Output the material below in its entirety, exactly as given.

☆ ☆ ☆ ☆ ☆

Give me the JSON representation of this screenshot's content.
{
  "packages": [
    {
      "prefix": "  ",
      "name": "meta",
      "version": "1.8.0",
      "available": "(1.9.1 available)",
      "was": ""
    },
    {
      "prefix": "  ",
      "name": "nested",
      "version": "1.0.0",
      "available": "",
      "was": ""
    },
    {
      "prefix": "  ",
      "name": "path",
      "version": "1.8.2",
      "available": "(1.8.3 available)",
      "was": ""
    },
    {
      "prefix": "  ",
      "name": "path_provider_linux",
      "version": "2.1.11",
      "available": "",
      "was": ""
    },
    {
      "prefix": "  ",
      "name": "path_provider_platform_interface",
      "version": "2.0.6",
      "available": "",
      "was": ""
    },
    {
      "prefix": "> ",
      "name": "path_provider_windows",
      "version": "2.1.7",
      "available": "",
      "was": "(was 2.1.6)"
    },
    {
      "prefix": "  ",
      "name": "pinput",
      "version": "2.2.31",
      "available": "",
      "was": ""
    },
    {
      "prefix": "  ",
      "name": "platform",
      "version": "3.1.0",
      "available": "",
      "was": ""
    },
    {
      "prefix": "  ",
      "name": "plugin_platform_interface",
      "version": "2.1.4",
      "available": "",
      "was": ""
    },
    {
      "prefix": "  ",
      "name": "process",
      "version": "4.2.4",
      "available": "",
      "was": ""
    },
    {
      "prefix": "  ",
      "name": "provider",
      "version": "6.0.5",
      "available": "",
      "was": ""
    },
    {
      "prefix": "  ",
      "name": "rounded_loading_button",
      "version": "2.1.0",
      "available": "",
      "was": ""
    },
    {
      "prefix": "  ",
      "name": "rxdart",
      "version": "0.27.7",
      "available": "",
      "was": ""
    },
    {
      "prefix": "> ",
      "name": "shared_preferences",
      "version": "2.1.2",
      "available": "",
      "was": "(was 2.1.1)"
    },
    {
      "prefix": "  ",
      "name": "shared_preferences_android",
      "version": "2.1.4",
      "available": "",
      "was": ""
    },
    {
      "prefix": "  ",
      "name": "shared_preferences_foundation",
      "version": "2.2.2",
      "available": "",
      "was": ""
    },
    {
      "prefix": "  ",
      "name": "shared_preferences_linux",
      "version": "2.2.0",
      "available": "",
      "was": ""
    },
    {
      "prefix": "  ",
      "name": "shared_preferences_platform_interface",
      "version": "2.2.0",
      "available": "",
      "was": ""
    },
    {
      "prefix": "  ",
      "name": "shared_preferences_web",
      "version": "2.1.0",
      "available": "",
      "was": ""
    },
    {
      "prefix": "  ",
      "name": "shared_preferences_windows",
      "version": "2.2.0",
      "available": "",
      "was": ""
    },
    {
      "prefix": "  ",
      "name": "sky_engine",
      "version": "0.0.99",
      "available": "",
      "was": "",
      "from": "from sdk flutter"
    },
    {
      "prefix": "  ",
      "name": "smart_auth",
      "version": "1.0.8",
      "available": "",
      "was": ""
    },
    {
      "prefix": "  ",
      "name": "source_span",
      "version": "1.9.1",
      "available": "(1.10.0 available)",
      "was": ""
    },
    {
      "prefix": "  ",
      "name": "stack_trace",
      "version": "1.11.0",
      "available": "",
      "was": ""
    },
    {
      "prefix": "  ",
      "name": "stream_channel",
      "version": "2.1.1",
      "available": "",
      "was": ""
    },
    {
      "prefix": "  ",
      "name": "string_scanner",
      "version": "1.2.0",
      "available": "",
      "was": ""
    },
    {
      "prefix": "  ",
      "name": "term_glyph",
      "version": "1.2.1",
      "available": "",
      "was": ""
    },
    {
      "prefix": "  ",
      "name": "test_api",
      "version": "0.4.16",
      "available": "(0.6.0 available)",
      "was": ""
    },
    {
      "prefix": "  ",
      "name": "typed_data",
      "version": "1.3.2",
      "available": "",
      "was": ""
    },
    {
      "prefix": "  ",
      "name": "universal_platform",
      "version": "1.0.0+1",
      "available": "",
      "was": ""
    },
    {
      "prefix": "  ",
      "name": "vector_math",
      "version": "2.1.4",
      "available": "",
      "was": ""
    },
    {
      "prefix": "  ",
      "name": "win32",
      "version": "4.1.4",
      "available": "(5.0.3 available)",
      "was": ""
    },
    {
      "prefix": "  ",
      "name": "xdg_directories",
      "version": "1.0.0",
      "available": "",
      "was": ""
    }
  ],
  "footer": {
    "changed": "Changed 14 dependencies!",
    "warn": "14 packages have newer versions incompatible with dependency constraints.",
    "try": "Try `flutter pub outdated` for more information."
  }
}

☆ ☆ ☆ ☆ ☆

SOLVED PROBLEM:
Give me the JSON representation of this screenshot's content.
{
  "packages": [
    {
      "prefix": "  ",
      "name": "meta",
      "version": "1.8.0",
      "available": "(1.9.1 available)",
      "was": ""
    },
    {
      "prefix": "  ",
      "name": "nested",
      "version": "1.0.0",
      "available": "",
      "was": ""
    },
    {
      "prefix": "  ",
      "name": "path",
      "version": "1.8.2",
      "available": "(1.8.3 available)",
      "was": ""
    },
    {
      "prefix": "  ",
      "name": "path_provider_linux",
      "version": "2.1.11",
      "available": "",
      "was": ""
    },
    {
      "prefix": "  ",
      "name": "path_provider_platform_interface",
      "version": "2.0.6",
      "available": "",
      "was": ""
    },
    {
      "prefix": "> ",
      "name": "path_provider_windows",
      "version": "2.1.7",
      "available": "",
      "was": "(was 2.1.6)"
    },
    {
      "prefix": "  ",
      "name": "pinput",
      "version": "2.2.31",
      "available": "",
      "was": ""
    },
    {
      "prefix": "  ",
      "name": "platform",
      "version": "3.1.0",
      "available": "",
      "was": ""
    },
    {
      "prefix": "  ",
      "name": "plugin_platform_interface",
      "version": "2.1.4",
      "available": "",
      "was": ""
    },
    {
      "prefix": "  ",
      "name": "process",
      "version": "4.2.4",
      "available": "",
      "was": ""
    },
    {
      "prefix": "  ",
      "name": "provider",
      "version": "6.0.5",
      "available": "",
      "was": ""
    },
    {
      "prefix": "  ",
      "name": "rounded_loading_button",
      "version": "2.1.0",
      "available": "",
      "was": ""
    },
    {
      "prefix": "  ",
      "name": "rxdart",
      "version": "0.27.7",
      "available": "",
      "was": ""
    },
    {
      "prefix": "> ",
      "name": "shared_preferences",
      "version": "2.1.2",
      "available": "",
      "was": "(was 2.1.1)"
    },
    {
      "prefix": "  ",
      "name": "shared_preferences_android",
      "version": "2.1.4",
      "available": "",
      "was": ""
    },
    {
      "prefix": "  ",
      "name": "shared_preferences_foundation",
      "version": "2.2.2",
      "available": "",
      "was": ""
    },
    {
      "prefix": "  ",
      "name": "shared_preferences_linux",
      "version": "2.2.0",
      "available": "",
      "was": ""
    },
    {
      "prefix": "  ",
      "name": "shared_preferences_platform_interface",
      "version": "2.2.0",
      "available": "",
      "was": ""
    },
    {
      "prefix": "  ",
      "name": "shared_preferences_web",
      "version": "2.1.0",
      "available": "",
      "was": ""
    },
    {
      "prefix": "  ",
      "name": "shared_preferences_windows",
      "version": "2.2.0",
      "available": "",
      "was": ""
    },
    {
      "prefix": "  ",
      "name": "sky_engine",
      "version": "0.0.99",
      "available": "",
      "was": "",
      "from": "from sdk flutter"
    },
    {
      "prefix": "  ",
      "name": "smart_auth",
      "version": "1.0.8",
      "available": "",
      "was": ""
    },
    {
      "prefix": "  ",
      "name": "source_span",
      "version": "1.9.1",
      "available": "(1.10.0 available)",
      "was": ""
    },
    {
      "prefix": "  ",
      "name": "stack_trace",
      "version": "1.11.0",
      "available": "",
      "was": ""
    },
    {
      "prefix": "  ",
      "name": "stream_channel",
      "version": "2.1.1",
      "available": "",
      "was": ""
    },
    {
      "prefix": "  ",
      "name": "string_scanner",
      "version": "1.2.0",
      "available": "",
      "was": ""
    },
    {
      "prefix": "  ",
      "name": "term_glyph",
      "version": "1.2.1",
      "available": "",
      "was": ""
    },
    {
      "prefix": "  ",
      "name": "test_api",
      "version": "0.4.16",
      "available": "(0.6.0 available)",
      "was": ""
    },
    {
      "prefix": "  ",
      "name": "typed_data",
      "version": "1.3.2",
      "available": "",
      "was": ""
    },
    {
      "prefix": "  ",
      "name": "universal_platform",
      "version": "1.0.0+1",
      "available": "",
      "was": ""
    },
    {
      "prefix": "  ",
      "name": "vector_math",
      "version": "2.1.4",
      "available": "",
      "was": ""
    },
    {
      "prefix": "  ",
      "name": "win32",
      "version": "4.1.4",
      "available": "(5.0.3 available)",
      "was": ""
    },
    {
      "prefix": "  ",
      "name": "xdg_directories",
      "version": "1.0.0",
      "available": "",
      "was": ""
    }
  ],
  "footer": {
    "changed": "Changed 14 dependencies!",
    "warn": "14 packages have newer versions incompatible with dependency constraints.",
    "try": "Try `flutter pub outdated` for more information."
  }
}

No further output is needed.